**Collection entries:**
• • • •

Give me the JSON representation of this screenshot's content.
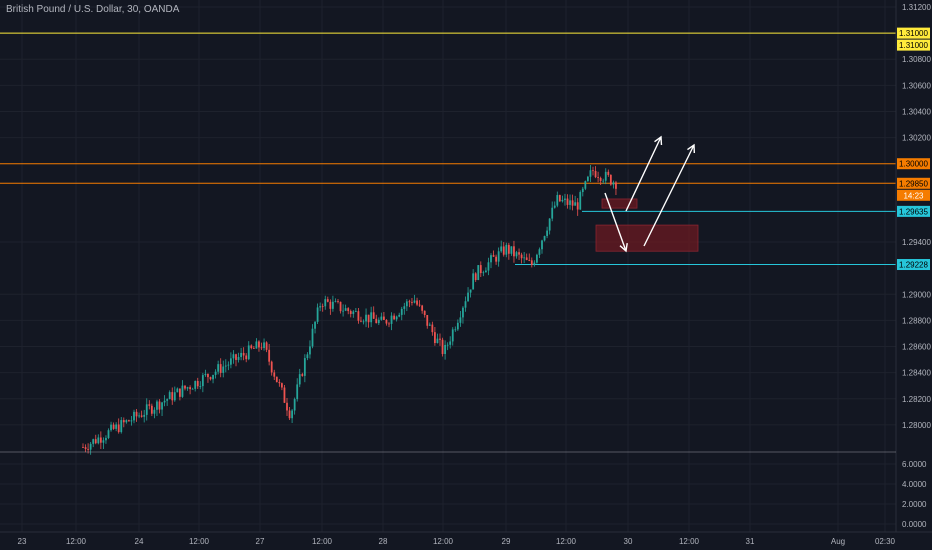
{
  "header": {
    "title": "British Pound / U.S. Dollar, 30, OANDA"
  },
  "colors": {
    "background": "#131722",
    "grid": "#1e222d",
    "text": "#b2b5be",
    "up": "#26a69a",
    "down": "#ef5350",
    "yellow_line": "#ffeb3b",
    "orange_line": "#f57c00",
    "cyan_line": "#26c6da",
    "zone": "#6b1a22",
    "arrows": "#ffffff"
  },
  "chart_data": {
    "type": "candlestick",
    "symbol": "British Pound / U.S. Dollar",
    "interval": "30",
    "exchange": "OANDA",
    "price_axis": {
      "range": [
        1.278,
        1.312
      ],
      "ticks": [
        "1.31200",
        "1.30800",
        "1.30600",
        "1.30400",
        "1.30200",
        "1.29400",
        "1.29000",
        "1.28800",
        "1.28600",
        "1.28400",
        "1.28200",
        "1.28000"
      ]
    },
    "volume_axis": {
      "ticks": [
        "6.0000",
        "4.0000",
        "2.0000",
        "0.0000"
      ]
    },
    "time_axis": {
      "ticks": [
        "23",
        "12:00",
        "24",
        "12:00",
        "27",
        "12:00",
        "28",
        "12:00",
        "29",
        "12:00",
        "30",
        "12:00",
        "31",
        "Aug",
        "02:30"
      ]
    },
    "horizontal_levels": [
      {
        "price": 1.31,
        "label": "1.31000",
        "color": "yellow"
      },
      {
        "price": 1.31,
        "label": "1.31000",
        "color": "yellow"
      },
      {
        "price": 1.3,
        "label": "1.30000",
        "color": "orange"
      },
      {
        "price": 1.2985,
        "label": "1.29850",
        "color": "orange"
      },
      {
        "price": 1.29635,
        "label": "1.29635",
        "color": "cyan"
      },
      {
        "price": 1.29228,
        "label": "1.29228",
        "color": "cyan"
      }
    ],
    "countdown": "14:23",
    "key_points": [
      {
        "time": "23 12:00",
        "price": 1.2783
      },
      {
        "time": "27 00:30",
        "price": 1.2862
      },
      {
        "time": "27 06:00",
        "price": 1.2808
      },
      {
        "time": "27 12:00",
        "price": 1.2895
      },
      {
        "time": "28 00:00",
        "price": 1.2878
      },
      {
        "time": "28 06:00",
        "price": 1.2897
      },
      {
        "time": "28 12:00",
        "price": 1.2855
      },
      {
        "time": "28 18:00",
        "price": 1.2915
      },
      {
        "time": "29 00:00",
        "price": 1.2935
      },
      {
        "time": "29 05:00",
        "price": 1.2922
      },
      {
        "time": "29 10:00",
        "price": 1.2972
      },
      {
        "time": "29 14:00",
        "price": 1.2968
      },
      {
        "time": "29 17:00",
        "price": 1.2995
      },
      {
        "time": "29 22:00",
        "price": 1.2985
      }
    ],
    "annotations": [
      {
        "type": "zone",
        "price_top": 1.2973,
        "price_bottom": 1.2966
      },
      {
        "type": "zone",
        "price_top": 1.2953,
        "price_bottom": 1.2933
      },
      {
        "type": "arrow",
        "direction": "down"
      },
      {
        "type": "arrow",
        "direction": "up"
      },
      {
        "type": "arrow",
        "direction": "up"
      }
    ],
    "legend": "none",
    "grid": true
  }
}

• • • •

**Given exercise:**
Transcribe the whole listing exactly. Pictures are excluded.

**Exercise response:**
Give me the JSON representation of this screenshot's content.
{
  "header": {
    "title": "British Pound / U.S. Dollar, 30, OANDA"
  },
  "colors": {
    "background": "#131722",
    "grid": "#1e222d",
    "text": "#b2b5be",
    "up": "#26a69a",
    "down": "#ef5350",
    "yellow_line": "#ffeb3b",
    "orange_line": "#f57c00",
    "cyan_line": "#26c6da",
    "zone": "#6b1a22",
    "arrows": "#ffffff"
  },
  "chart_data": {
    "type": "candlestick",
    "symbol": "British Pound / U.S. Dollar",
    "interval": "30",
    "exchange": "OANDA",
    "price_axis": {
      "range": [
        1.278,
        1.312
      ],
      "ticks": [
        "1.31200",
        "1.30800",
        "1.30600",
        "1.30400",
        "1.30200",
        "1.29400",
        "1.29000",
        "1.28800",
        "1.28600",
        "1.28400",
        "1.28200",
        "1.28000"
      ]
    },
    "volume_axis": {
      "ticks": [
        "6.0000",
        "4.0000",
        "2.0000",
        "0.0000"
      ]
    },
    "time_axis": {
      "ticks": [
        "23",
        "12:00",
        "24",
        "12:00",
        "27",
        "12:00",
        "28",
        "12:00",
        "29",
        "12:00",
        "30",
        "12:00",
        "31",
        "Aug",
        "02:30"
      ]
    },
    "horizontal_levels": [
      {
        "price": 1.31,
        "label": "1.31000",
        "color": "yellow"
      },
      {
        "price": 1.31,
        "label": "1.31000",
        "color": "yellow"
      },
      {
        "price": 1.3,
        "label": "1.30000",
        "color": "orange"
      },
      {
        "price": 1.2985,
        "label": "1.29850",
        "color": "orange"
      },
      {
        "price": 1.29635,
        "label": "1.29635",
        "color": "cyan"
      },
      {
        "price": 1.29228,
        "label": "1.29228",
        "color": "cyan"
      }
    ],
    "countdown": "14:23",
    "key_points": [
      {
        "time": "23 12:00",
        "price": 1.2783
      },
      {
        "time": "27 00:30",
        "price": 1.2862
      },
      {
        "time": "27 06:00",
        "price": 1.2808
      },
      {
        "time": "27 12:00",
        "price": 1.2895
      },
      {
        "time": "28 00:00",
        "price": 1.2878
      },
      {
        "time": "28 06:00",
        "price": 1.2897
      },
      {
        "time": "28 12:00",
        "price": 1.2855
      },
      {
        "time": "28 18:00",
        "price": 1.2915
      },
      {
        "time": "29 00:00",
        "price": 1.2935
      },
      {
        "time": "29 05:00",
        "price": 1.2922
      },
      {
        "time": "29 10:00",
        "price": 1.2972
      },
      {
        "time": "29 14:00",
        "price": 1.2968
      },
      {
        "time": "29 17:00",
        "price": 1.2995
      },
      {
        "time": "29 22:00",
        "price": 1.2985
      }
    ],
    "annotations": [
      {
        "type": "zone",
        "price_top": 1.2973,
        "price_bottom": 1.2966
      },
      {
        "type": "zone",
        "price_top": 1.2953,
        "price_bottom": 1.2933
      },
      {
        "type": "arrow",
        "direction": "down"
      },
      {
        "type": "arrow",
        "direction": "up"
      },
      {
        "type": "arrow",
        "direction": "up"
      }
    ],
    "legend": "none",
    "grid": true
  }
}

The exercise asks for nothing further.